__Problem requirements__.
Each record below should be output verbatim, without pictures.

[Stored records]
------------------------------------
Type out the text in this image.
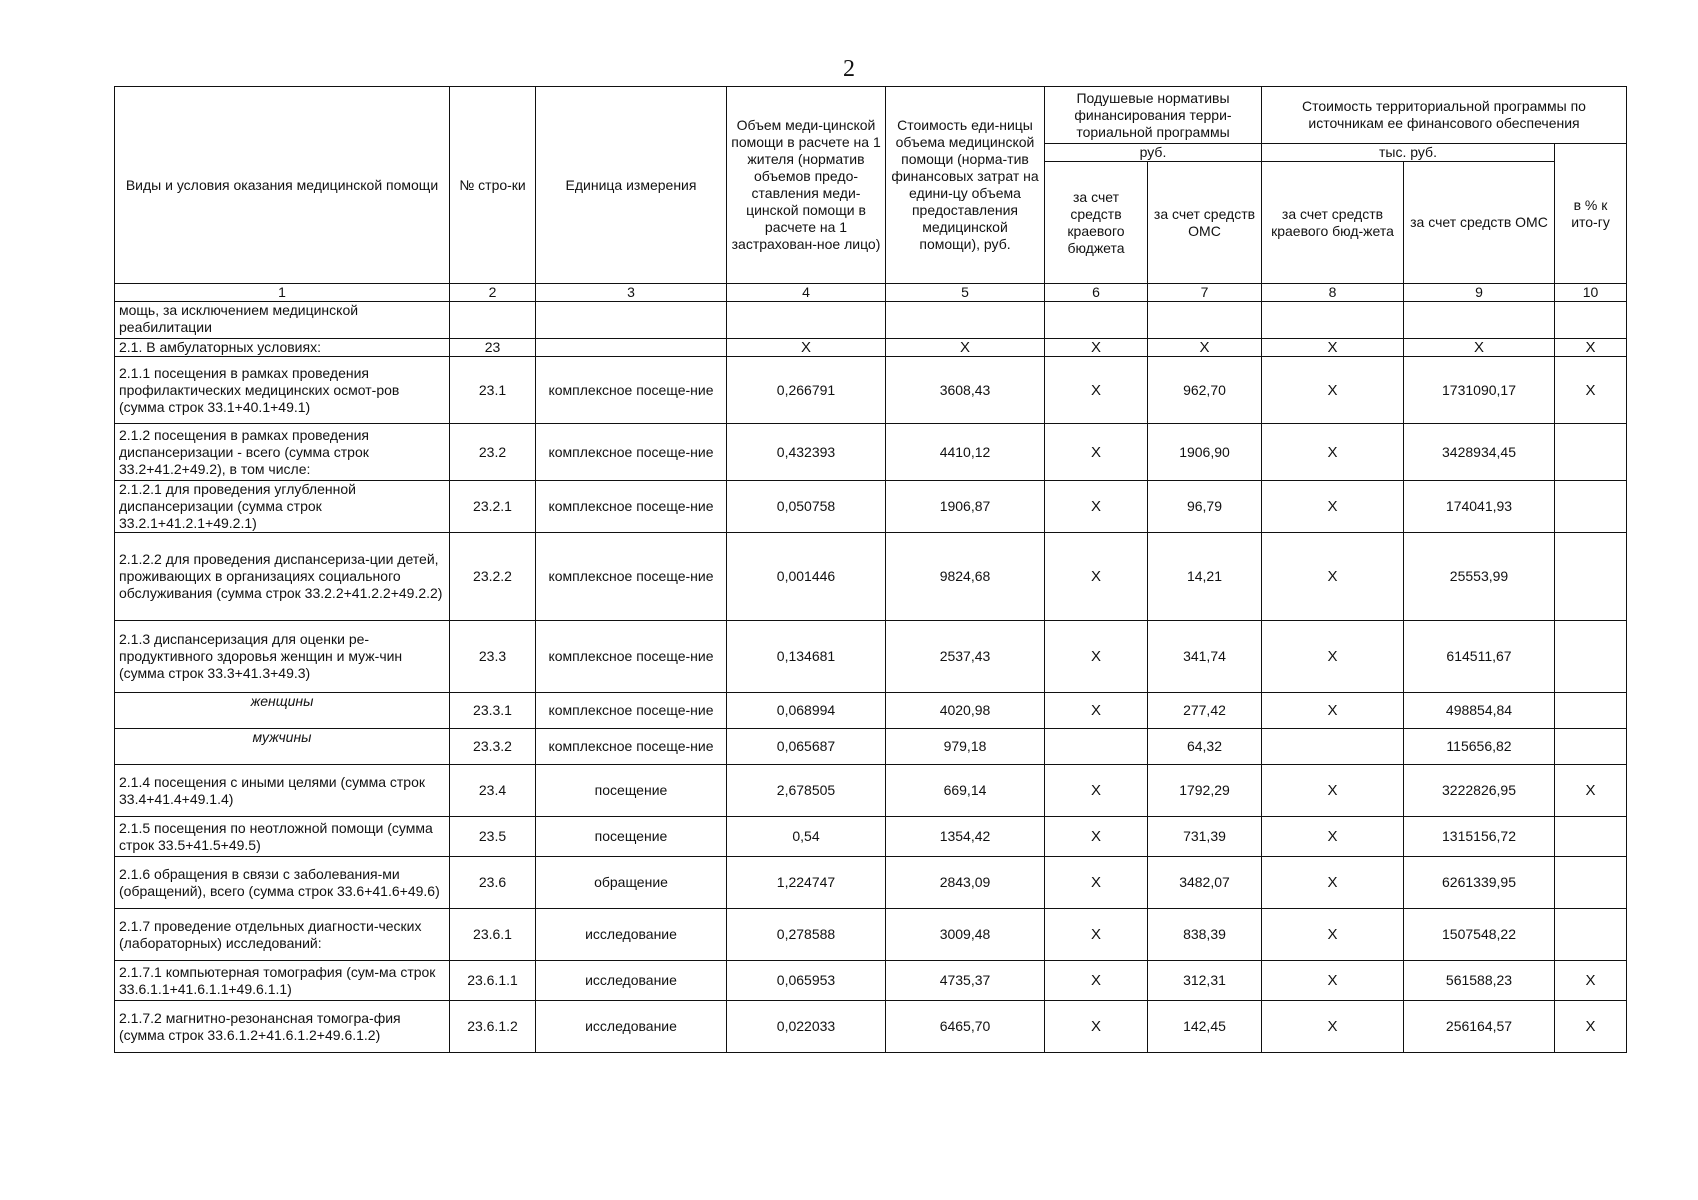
2
Виды и условия оказания медицинской помощи	№ стро-ки	Единица измерения	Объем меди-цинской помощи в расчете на 1 жителя (норматив объемов предо-ставления меди-цинской помощи в расчете на 1 застрахован-ное лицо)	Стоимость еди-ницы объема медицинской помощи (норма-тив финансовых затрат на едини-цу объема предоставления медицинской помощи), руб.	Подушевые нормативы финансирования терри-ториальной программы		Стоимость территориальной программы по источникам ее финансового обеспечения		
					руб.		тыс. руб.		в % к ито-гу
					за счет средств краевого бюджета	за счет средств ОМС	за счет средств краевого бюд-жета	за счет средств ОМС	
1	2	3	4	5	6	7	8	9	10
мощь, за исключением медицинской реабилитации									
2.1. В амбулаторных условиях:	23		Х	Х	Х	Х	Х	Х	Х
2.1.1 посещения в рамках проведения профилактических медицинских осмот-ров (сумма строк 33.1+40.1+49.1)	23.1	комплексное посеще-ние	0,266791	3608,43	Х	962,70	Х	1731090,17	Х
2.1.2 посещения в рамках проведения диспансеризации - всего (сумма строк 33.2+41.2+49.2), в том числе:	23.2	комплексное посеще-ние	0,432393	4410,12	Х	1906,90	Х	3428934,45	
2.1.2.1 для проведения углубленной диспансеризации (сумма строк 33.2.1+41.2.1+49.2.1)	23.2.1	комплексное посеще-ние	0,050758	1906,87	Х	96,79	Х	174041,93	
2.1.2.2 для проведения диспансериза-ции детей, проживающих в организациях социального обслуживания (сумма строк 33.2.2+41.2.2+49.2.2)	23.2.2	комплексное посеще-ние	0,001446	9824,68	Х	14,21	Х	25553,99	
2.1.3 диспансеризация для оценки ре-продуктивного здоровья женщин и муж-чин (сумма строк 33.3+41.3+49.3)	23.3	комплексное посеще-ние	0,134681	2537,43	Х	341,74	Х	614511,67	
женщины	23.3.1	комплексное посеще-ние	0,068994	4020,98	Х	277,42	Х	498854,84	
мужчины	23.3.2	комплексное посеще-ние	0,065687	979,18		64,32		115656,82	
2.1.4 посещения с иными целями (сумма строк 33.4+41.4+49.1.4)	23.4	посещение	2,678505	669,14	Х	1792,29	Х	3222826,95	Х
2.1.5 посещения по неотложной помощи (сумма строк 33.5+41.5+49.5)	23.5	посещение	0,54	1354,42	Х	731,39	Х	1315156,72	
2.1.6 обращения в связи с заболевания-ми (обращений), всего (сумма строк 33.6+41.6+49.6)	23.6	обращение	1,224747	2843,09	Х	3482,07	Х	6261339,95	
2.1.7 проведение отдельных диагности-ческих (лабораторных) исследований:	23.6.1	исследование	0,278588	3009,48	Х	838,39	Х	1507548,22	
2.1.7.1 компьютерная томография (сум-ма строк 33.6.1.1+41.6.1.1+49.6.1.1)	23.6.1.1	исследование	0,065953	4735,37	Х	312,31	Х	561588,23	Х
2.1.7.2 магнитно-резонансная томогра-фия (сумма строк 33.6.1.2+41.6.1.2+49.6.1.2)	23.6.1.2	исследование	0,022033	6465,70	Х	142,45	Х	256164,57	Х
------------------------------------
__The reply__.
Type out the text in this image.
2
Виды и условия оказания медицинской помощи	№ стро-ки	Единица измерения	Объем меди-цинской помощи в расчете на 1 жителя (норматив объемов предо-ставления меди-цинской помощи в расчете на 1 застрахован-ное лицо)	Стоимость еди-ницы объема медицинской помощи (норма-тив финансовых затрат на едини-цу объема предоставления медицинской помощи), руб.	Подушевые нормативы финансирования терри-ториальной программы		Стоимость территориальной программы по источникам ее финансового обеспечения		
					руб.		тыс. руб.		в % к ито-гу
					за счет средств краевого бюджета	за счет средств ОМС	за счет средств краевого бюд-жета	за счет средств ОМС	
1	2	3	4	5	6	7	8	9	10
мощь, за исключением медицинской реабилитации									
2.1. В амбулаторных условиях:	23		Х	Х	Х	Х	Х	Х	Х
2.1.1 посещения в рамках проведения профилактических медицинских осмот-ров (сумма строк 33.1+40.1+49.1)	23.1	комплексное посеще-ние	0,266791	3608,43	Х	962,70	Х	1731090,17	Х
2.1.2 посещения в рамках проведения диспансеризации - всего (сумма строк 33.2+41.2+49.2), в том числе:	23.2	комплексное посеще-ние	0,432393	4410,12	Х	1906,90	Х	3428934,45	
2.1.2.1 для проведения углубленной диспансеризации (сумма строк 33.2.1+41.2.1+49.2.1)	23.2.1	комплексное посеще-ние	0,050758	1906,87	Х	96,79	Х	174041,93	
2.1.2.2 для проведения диспансериза-ции детей, проживающих в организациях социального обслуживания (сумма строк 33.2.2+41.2.2+49.2.2)	23.2.2	комплексное посеще-ние	0,001446	9824,68	Х	14,21	Х	25553,99	
2.1.3 диспансеризация для оценки ре-продуктивного здоровья женщин и муж-чин (сумма строк 33.3+41.3+49.3)	23.3	комплексное посеще-ние	0,134681	2537,43	Х	341,74	Х	614511,67	
женщины	23.3.1	комплексное посеще-ние	0,068994	4020,98	Х	277,42	Х	498854,84	
мужчины	23.3.2	комплексное посеще-ние	0,065687	979,18		64,32		115656,82	
2.1.4 посещения с иными целями (сумма строк 33.4+41.4+49.1.4)	23.4	посещение	2,678505	669,14	Х	1792,29	Х	3222826,95	Х
2.1.5 посещения по неотложной помощи (сумма строк 33.5+41.5+49.5)	23.5	посещение	0,54	1354,42	Х	731,39	Х	1315156,72	
2.1.6 обращения в связи с заболевания-ми (обращений), всего (сумма строк 33.6+41.6+49.6)	23.6	обращение	1,224747	2843,09	Х	3482,07	Х	6261339,95	
2.1.7 проведение отдельных диагности-ческих (лабораторных) исследований:	23.6.1	исследование	0,278588	3009,48	Х	838,39	Х	1507548,22	
2.1.7.1 компьютерная томография (сум-ма строк 33.6.1.1+41.6.1.1+49.6.1.1)	23.6.1.1	исследование	0,065953	4735,37	Х	312,31	Х	561588,23	Х
2.1.7.2 магнитно-резонансная томогра-фия (сумма строк 33.6.1.2+41.6.1.2+49.6.1.2)	23.6.1.2	исследование	0,022033	6465,70	Х	142,45	Х	256164,57	Х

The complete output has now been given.